(Data records)
════════

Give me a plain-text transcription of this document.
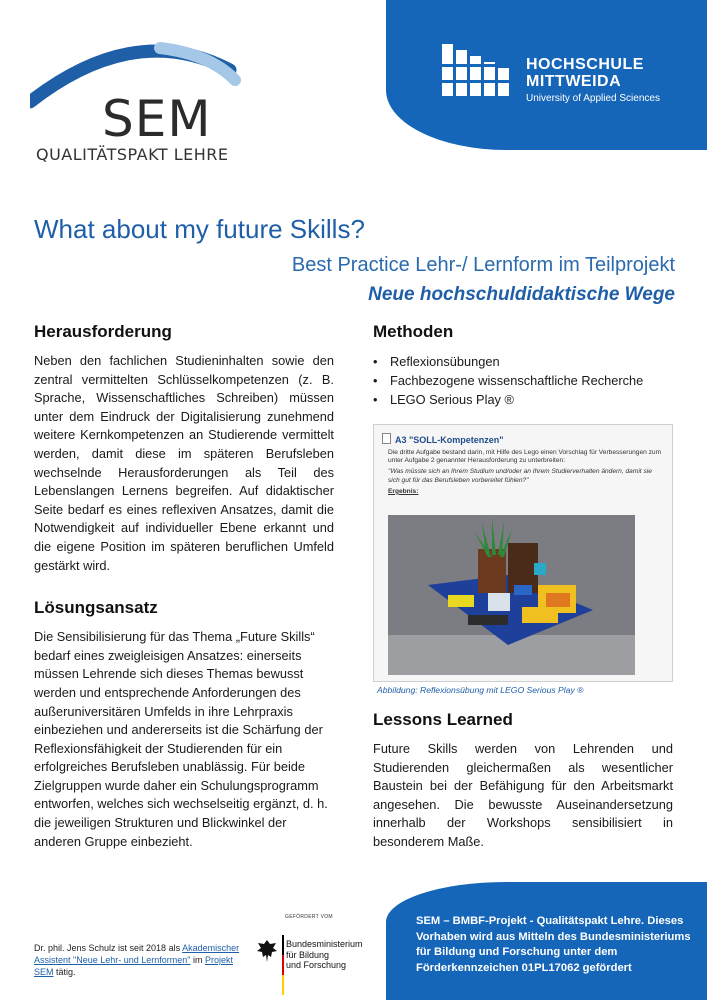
SEM
QUALITÄTSPAKT LEHRE
HOCHSCHULE
MITTWEIDA
University of Applied Sciences
What about my future Skills?
Best Practice Lehr-/ Lernform im Teilprojekt
Neue hochschuldidaktische Wege
Herausforderung

Neben den fachlichen Studieninhalten sowie den zentral vermittelten Schlüsselkompetenzen (z. B. Sprache, Wissenschaftliches Schreiben) müssen unter dem Eindruck der Digitalisierung zunehmend weitere Kernkompetenzen an Studierende vermittelt werden, damit diese im späteren Berufsleben wechselnde Herausforderungen als Teil des Lebenslangen Lernens begreifen. Auf didaktischer Seite bedarf es eines reflexiven Ansatzes, damit die Notwendigkeit auf individueller Ebene erkannt und die eigene Position im späteren beruflichen Umfeld gestärkt wird.

Lösungsansatz

Die Sensibilisierung für das Thema „Future Skills“ bedarf eines zweigleisigen Ansatzes: einerseits müssen Lehrende sich dieses Themas bewusst werden und entsprechende Anforderungen des außeruniversitären Umfelds in ihre Lehrpraxis einbeziehen und andererseits ist die Schärfung der Reflexionsfähigkeit der Studierenden für ein erfolgreiches Berufsleben unablässig. Für beide Zielgruppen wurde daher ein Schulungsprogramm entworfen, welches sich wechselseitig ergänzt, d. h. die jeweiligen Strukturen und Blickwinkel der anderen Gruppe einbezieht.

Methoden
• Reflexionsübungen
• Fachbezogene wissenschaftliche Recherche
• LEGO Serious Play ®
A3 "SOLL-Kompetenzen"

Die dritte Aufgabe bestand darin, mit Hilfe des Lego einen Vorschlag für Verbesserungen zum unter Aufgabe 2 genannter Herausforderung zu unterbreiten:

"Was müsste sich an Ihrem Studium und/oder an Ihrem Studierverhalten ändern, damit sie sich gut für das Berufsleben vorbereitet fühlen?"

Ergebnis:

Abbildung: Reflexionsübung mit LEGO Serious Play ®
Lessons Learned

Future Skills werden von Lehrenden und Studierenden gleichermaßen als wesentlicher Baustein bei der Befähigung für den Arbeitsmarkt angesehen. Die bewusste Auseinandersetzung innerhalb der Workshops sensibilisiert in besonderem Maße.

Dr. phil. Jens Schulz ist seit 2018 als Akademischer Assistent "Neue Lehr- und Lernformen" im Projekt SEM tätig.
GEFÖRDERT VOM
Bundesministerium
für Bildung
und Forschung
SEM – BMBF-Projekt - Qualitätspakt Lehre. Dieses Vorhaben wird aus Mitteln des Bundesministeriums für Bildung und Forschung unter dem Förderkennzeichen 01PL17062 gefördert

════════

Exercise details:
Copy everything in the records above except the pictures, exactly as written.

Solution to the exercise:
Give me a plain-text transcription of this document.
SEM
QUALITÄTSPAKT LEHRE
HOCHSCHULE
MITTWEIDA
University of Applied Sciences
What about my future Skills?
Best Practice Lehr-/ Lernform im Teilprojekt
Neue hochschuldidaktische Wege
Herausforderung

Neben den fachlichen Studieninhalten sowie den zentral vermittelten Schlüsselkompetenzen (z. B. Sprache, Wissenschaftliches Schreiben) müssen unter dem Eindruck der Digitalisierung zunehmend weitere Kernkompetenzen an Studierende vermittelt werden, damit diese im späteren Berufsleben wechselnde Herausforderungen als Teil des Lebenslangen Lernens begreifen. Auf didaktischer Seite bedarf es eines reflexiven Ansatzes, damit die Notwendigkeit auf individueller Ebene erkannt und die eigene Position im späteren beruflichen Umfeld gestärkt wird.

Lösungsansatz

Die Sensibilisierung für das Thema „Future Skills“ bedarf eines zweigleisigen Ansatzes: einerseits müssen Lehrende sich dieses Themas bewusst werden und entsprechende Anforderungen des außeruniversitären Umfelds in ihre Lehrpraxis einbeziehen und andererseits ist die Schärfung der Reflexionsfähigkeit der Studierenden für ein erfolgreiches Berufsleben unablässig. Für beide Zielgruppen wurde daher ein Schulungsprogramm entworfen, welches sich wechselseitig ergänzt, d. h. die jeweiligen Strukturen und Blickwinkel der anderen Gruppe einbezieht.

Methoden
• Reflexionsübungen
• Fachbezogene wissenschaftliche Recherche
• LEGO Serious Play ®
A3 "SOLL-Kompetenzen"

Die dritte Aufgabe bestand darin, mit Hilfe des Lego einen Vorschlag für Verbesserungen zum unter Aufgabe 2 genannter Herausforderung zu unterbreiten:

"Was müsste sich an Ihrem Studium und/oder an Ihrem Studierverhalten ändern, damit sie sich gut für das Berufsleben vorbereitet fühlen?"

Ergebnis:

Abbildung: Reflexionsübung mit LEGO Serious Play ®
Lessons Learned

Future Skills werden von Lehrenden und Studierenden gleichermaßen als wesentlicher Baustein bei der Befähigung für den Arbeitsmarkt angesehen. Die bewusste Auseinandersetzung innerhalb der Workshops sensibilisiert in besonderem Maße.

Dr. phil. Jens Schulz ist seit 2018 als Akademischer Assistent "Neue Lehr- und Lernformen" im Projekt SEM tätig.
GEFÖRDERT VOM
Bundesministerium
für Bildung
und Forschung
SEM – BMBF-Projekt - Qualitätspakt Lehre. Dieses Vorhaben wird aus Mitteln des Bundesministeriums für Bildung und Forschung unter dem Förderkennzeichen 01PL17062 gefördert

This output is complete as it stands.